** start of GIVEN INFORMATION **
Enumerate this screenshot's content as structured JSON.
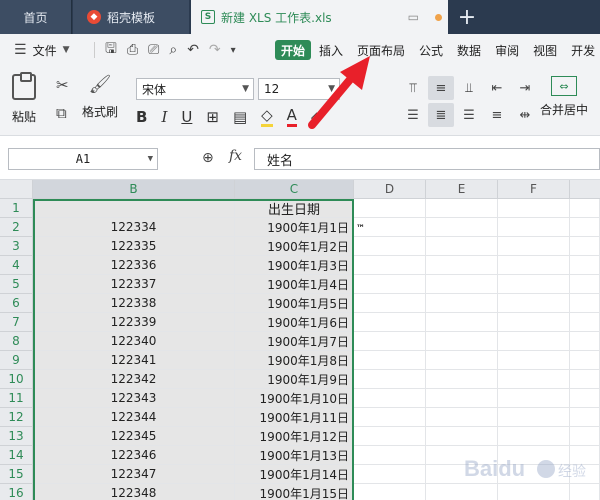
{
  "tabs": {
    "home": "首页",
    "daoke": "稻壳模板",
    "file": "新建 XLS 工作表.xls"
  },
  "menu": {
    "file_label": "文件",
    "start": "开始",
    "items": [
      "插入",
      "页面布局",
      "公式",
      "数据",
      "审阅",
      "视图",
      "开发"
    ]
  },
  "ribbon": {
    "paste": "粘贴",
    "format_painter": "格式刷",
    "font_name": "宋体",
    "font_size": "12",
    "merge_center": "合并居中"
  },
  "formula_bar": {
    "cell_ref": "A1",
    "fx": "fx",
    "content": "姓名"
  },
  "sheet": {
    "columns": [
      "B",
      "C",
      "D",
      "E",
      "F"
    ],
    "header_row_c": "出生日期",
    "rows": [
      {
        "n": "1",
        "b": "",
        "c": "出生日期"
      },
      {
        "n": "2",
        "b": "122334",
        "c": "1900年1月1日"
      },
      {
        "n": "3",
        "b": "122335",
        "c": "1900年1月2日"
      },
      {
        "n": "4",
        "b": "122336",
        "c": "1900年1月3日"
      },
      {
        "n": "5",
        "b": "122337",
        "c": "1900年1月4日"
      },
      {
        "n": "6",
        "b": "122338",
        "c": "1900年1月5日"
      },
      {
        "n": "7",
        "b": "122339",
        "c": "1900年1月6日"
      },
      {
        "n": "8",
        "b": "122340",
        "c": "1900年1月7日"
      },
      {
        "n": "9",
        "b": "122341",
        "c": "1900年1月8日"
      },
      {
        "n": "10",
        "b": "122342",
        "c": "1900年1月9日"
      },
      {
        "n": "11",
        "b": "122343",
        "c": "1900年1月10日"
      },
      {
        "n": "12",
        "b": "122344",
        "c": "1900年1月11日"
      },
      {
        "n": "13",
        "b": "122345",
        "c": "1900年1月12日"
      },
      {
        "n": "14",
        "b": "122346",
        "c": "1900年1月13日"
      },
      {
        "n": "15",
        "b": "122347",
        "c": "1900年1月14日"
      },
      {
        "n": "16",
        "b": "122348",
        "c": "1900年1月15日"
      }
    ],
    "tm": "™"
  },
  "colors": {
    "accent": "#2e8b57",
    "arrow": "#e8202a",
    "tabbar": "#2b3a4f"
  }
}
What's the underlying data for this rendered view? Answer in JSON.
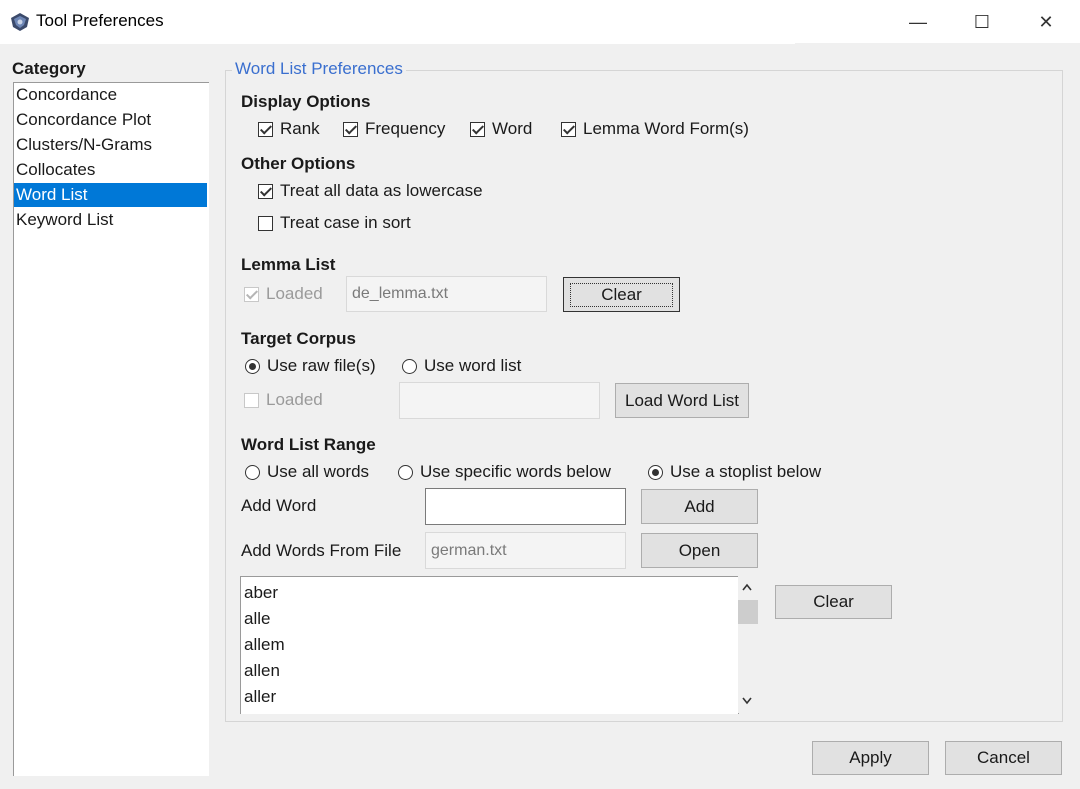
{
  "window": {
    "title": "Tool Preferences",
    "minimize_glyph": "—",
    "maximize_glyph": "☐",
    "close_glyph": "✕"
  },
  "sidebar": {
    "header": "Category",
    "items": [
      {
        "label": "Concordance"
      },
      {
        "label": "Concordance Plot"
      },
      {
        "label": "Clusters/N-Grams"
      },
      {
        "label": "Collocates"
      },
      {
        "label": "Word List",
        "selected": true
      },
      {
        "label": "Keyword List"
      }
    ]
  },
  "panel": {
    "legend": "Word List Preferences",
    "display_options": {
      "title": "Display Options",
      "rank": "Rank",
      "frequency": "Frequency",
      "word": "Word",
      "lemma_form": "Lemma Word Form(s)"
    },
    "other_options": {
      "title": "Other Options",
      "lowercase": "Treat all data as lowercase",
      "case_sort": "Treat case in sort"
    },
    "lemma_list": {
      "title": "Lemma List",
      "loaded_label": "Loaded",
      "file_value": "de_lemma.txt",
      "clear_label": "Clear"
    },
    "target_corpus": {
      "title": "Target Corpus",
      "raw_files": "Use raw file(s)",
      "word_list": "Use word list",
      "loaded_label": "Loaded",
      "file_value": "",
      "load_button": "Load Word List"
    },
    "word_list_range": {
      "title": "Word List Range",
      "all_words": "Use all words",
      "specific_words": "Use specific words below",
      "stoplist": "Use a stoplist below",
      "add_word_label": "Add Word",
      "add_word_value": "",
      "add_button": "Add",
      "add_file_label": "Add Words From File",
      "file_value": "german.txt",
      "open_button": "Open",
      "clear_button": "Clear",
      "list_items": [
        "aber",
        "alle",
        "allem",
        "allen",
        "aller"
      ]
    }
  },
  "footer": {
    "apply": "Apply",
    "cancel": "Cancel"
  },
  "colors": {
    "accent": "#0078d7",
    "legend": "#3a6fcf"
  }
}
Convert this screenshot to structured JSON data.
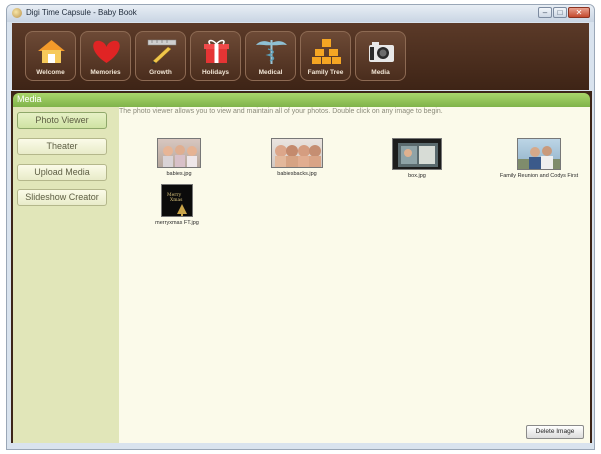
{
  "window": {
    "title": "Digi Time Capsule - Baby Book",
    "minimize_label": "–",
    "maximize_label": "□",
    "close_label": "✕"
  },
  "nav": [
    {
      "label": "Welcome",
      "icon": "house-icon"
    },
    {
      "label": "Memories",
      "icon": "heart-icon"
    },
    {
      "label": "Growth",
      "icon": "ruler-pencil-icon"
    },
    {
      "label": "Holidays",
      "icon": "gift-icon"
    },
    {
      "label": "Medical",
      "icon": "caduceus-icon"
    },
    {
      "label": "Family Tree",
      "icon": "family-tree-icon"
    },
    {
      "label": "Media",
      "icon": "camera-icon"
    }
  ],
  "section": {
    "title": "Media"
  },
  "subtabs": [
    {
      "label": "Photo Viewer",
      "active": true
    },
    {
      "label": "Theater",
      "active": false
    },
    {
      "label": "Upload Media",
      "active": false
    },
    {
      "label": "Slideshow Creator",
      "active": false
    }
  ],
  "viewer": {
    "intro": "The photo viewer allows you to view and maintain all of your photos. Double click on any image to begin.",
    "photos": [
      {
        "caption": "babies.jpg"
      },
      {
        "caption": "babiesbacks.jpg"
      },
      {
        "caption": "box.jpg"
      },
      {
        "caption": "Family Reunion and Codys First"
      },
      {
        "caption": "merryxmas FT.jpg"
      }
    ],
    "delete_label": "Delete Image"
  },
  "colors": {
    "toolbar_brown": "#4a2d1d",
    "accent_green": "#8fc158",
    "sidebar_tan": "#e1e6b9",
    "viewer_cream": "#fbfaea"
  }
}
** end of GIVEN INFORMATION **
- [EXERCISE GOAL]:
Reproduce every record above exactly, omitting the pictures.

- [RESULT]:
Enumerate this screenshot's content as structured JSON.
{
  "tabs": {
    "home": "首页",
    "daoke": "稻壳模板",
    "file": "新建 XLS 工作表.xls"
  },
  "menu": {
    "file_label": "文件",
    "start": "开始",
    "items": [
      "插入",
      "页面布局",
      "公式",
      "数据",
      "审阅",
      "视图",
      "开发"
    ]
  },
  "ribbon": {
    "paste": "粘贴",
    "format_painter": "格式刷",
    "font_name": "宋体",
    "font_size": "12",
    "merge_center": "合并居中"
  },
  "formula_bar": {
    "cell_ref": "A1",
    "fx": "fx",
    "content": "姓名"
  },
  "sheet": {
    "columns": [
      "B",
      "C",
      "D",
      "E",
      "F"
    ],
    "header_row_c": "出生日期",
    "rows": [
      {
        "n": "1",
        "b": "",
        "c": "出生日期"
      },
      {
        "n": "2",
        "b": "122334",
        "c": "1900年1月1日"
      },
      {
        "n": "3",
        "b": "122335",
        "c": "1900年1月2日"
      },
      {
        "n": "4",
        "b": "122336",
        "c": "1900年1月3日"
      },
      {
        "n": "5",
        "b": "122337",
        "c": "1900年1月4日"
      },
      {
        "n": "6",
        "b": "122338",
        "c": "1900年1月5日"
      },
      {
        "n": "7",
        "b": "122339",
        "c": "1900年1月6日"
      },
      {
        "n": "8",
        "b": "122340",
        "c": "1900年1月7日"
      },
      {
        "n": "9",
        "b": "122341",
        "c": "1900年1月8日"
      },
      {
        "n": "10",
        "b": "122342",
        "c": "1900年1月9日"
      },
      {
        "n": "11",
        "b": "122343",
        "c": "1900年1月10日"
      },
      {
        "n": "12",
        "b": "122344",
        "c": "1900年1月11日"
      },
      {
        "n": "13",
        "b": "122345",
        "c": "1900年1月12日"
      },
      {
        "n": "14",
        "b": "122346",
        "c": "1900年1月13日"
      },
      {
        "n": "15",
        "b": "122347",
        "c": "1900年1月14日"
      },
      {
        "n": "16",
        "b": "122348",
        "c": "1900年1月15日"
      }
    ],
    "tm": "™"
  },
  "colors": {
    "accent": "#2e8b57",
    "arrow": "#e8202a",
    "tabbar": "#2b3a4f"
  }
}
What's the underlying data for this rendered view? Answer in JSON.
{
  "window": {
    "title": "Tool Preferences",
    "minimize_glyph": "—",
    "maximize_glyph": "☐",
    "close_glyph": "✕"
  },
  "sidebar": {
    "header": "Category",
    "items": [
      {
        "label": "Concordance"
      },
      {
        "label": "Concordance Plot"
      },
      {
        "label": "Clusters/N-Grams"
      },
      {
        "label": "Collocates"
      },
      {
        "label": "Word List",
        "selected": true
      },
      {
        "label": "Keyword List"
      }
    ]
  },
  "panel": {
    "legend": "Word List Preferences",
    "display_options": {
      "title": "Display Options",
      "rank": "Rank",
      "frequency": "Frequency",
      "word": "Word",
      "lemma_form": "Lemma Word Form(s)"
    },
    "other_options": {
      "title": "Other Options",
      "lowercase": "Treat all data as lowercase",
      "case_sort": "Treat case in sort"
    },
    "lemma_list": {
      "title": "Lemma List",
      "loaded_label": "Loaded",
      "file_value": "de_lemma.txt",
      "clear_label": "Clear"
    },
    "target_corpus": {
      "title": "Target Corpus",
      "raw_files": "Use raw file(s)",
      "word_list": "Use word list",
      "loaded_label": "Loaded",
      "file_value": "",
      "load_button": "Load Word List"
    },
    "word_list_range": {
      "title": "Word List Range",
      "all_words": "Use all words",
      "specific_words": "Use specific words below",
      "stoplist": "Use a stoplist below",
      "add_word_label": "Add Word",
      "add_word_value": "",
      "add_button": "Add",
      "add_file_label": "Add Words From File",
      "file_value": "german.txt",
      "open_button": "Open",
      "clear_button": "Clear",
      "list_items": [
        "aber",
        "alle",
        "allem",
        "allen",
        "aller"
      ]
    }
  },
  "footer": {
    "apply": "Apply",
    "cancel": "Cancel"
  },
  "colors": {
    "accent": "#0078d7",
    "legend": "#3a6fcf"
  }
}
Convert this screenshot to structured JSON data.
{
  "window": {
    "title": "Digi Time Capsule - Baby Book",
    "minimize_label": "–",
    "maximize_label": "□",
    "close_label": "✕"
  },
  "nav": [
    {
      "label": "Welcome",
      "icon": "house-icon"
    },
    {
      "label": "Memories",
      "icon": "heart-icon"
    },
    {
      "label": "Growth",
      "icon": "ruler-pencil-icon"
    },
    {
      "label": "Holidays",
      "icon": "gift-icon"
    },
    {
      "label": "Medical",
      "icon": "caduceus-icon"
    },
    {
      "label": "Family Tree",
      "icon": "family-tree-icon"
    },
    {
      "label": "Media",
      "icon": "camera-icon"
    }
  ],
  "section": {
    "title": "Media"
  },
  "subtabs": [
    {
      "label": "Photo Viewer",
      "active": true
    },
    {
      "label": "Theater",
      "active": false
    },
    {
      "label": "Upload Media",
      "active": false
    },
    {
      "label": "Slideshow Creator",
      "active": false
    }
  ],
  "viewer": {
    "intro": "The photo viewer allows you to view and maintain all of your photos. Double click on any image to begin.",
    "photos": [
      {
        "caption": "babies.jpg"
      },
      {
        "caption": "babiesbacks.jpg"
      },
      {
        "caption": "box.jpg"
      },
      {
        "caption": "Family Reunion and Codys First"
      },
      {
        "caption": "merryxmas FT.jpg"
      }
    ],
    "delete_label": "Delete Image"
  },
  "colors": {
    "toolbar_brown": "#4a2d1d",
    "accent_green": "#8fc158",
    "sidebar_tan": "#e1e6b9",
    "viewer_cream": "#fbfaea"
  }
}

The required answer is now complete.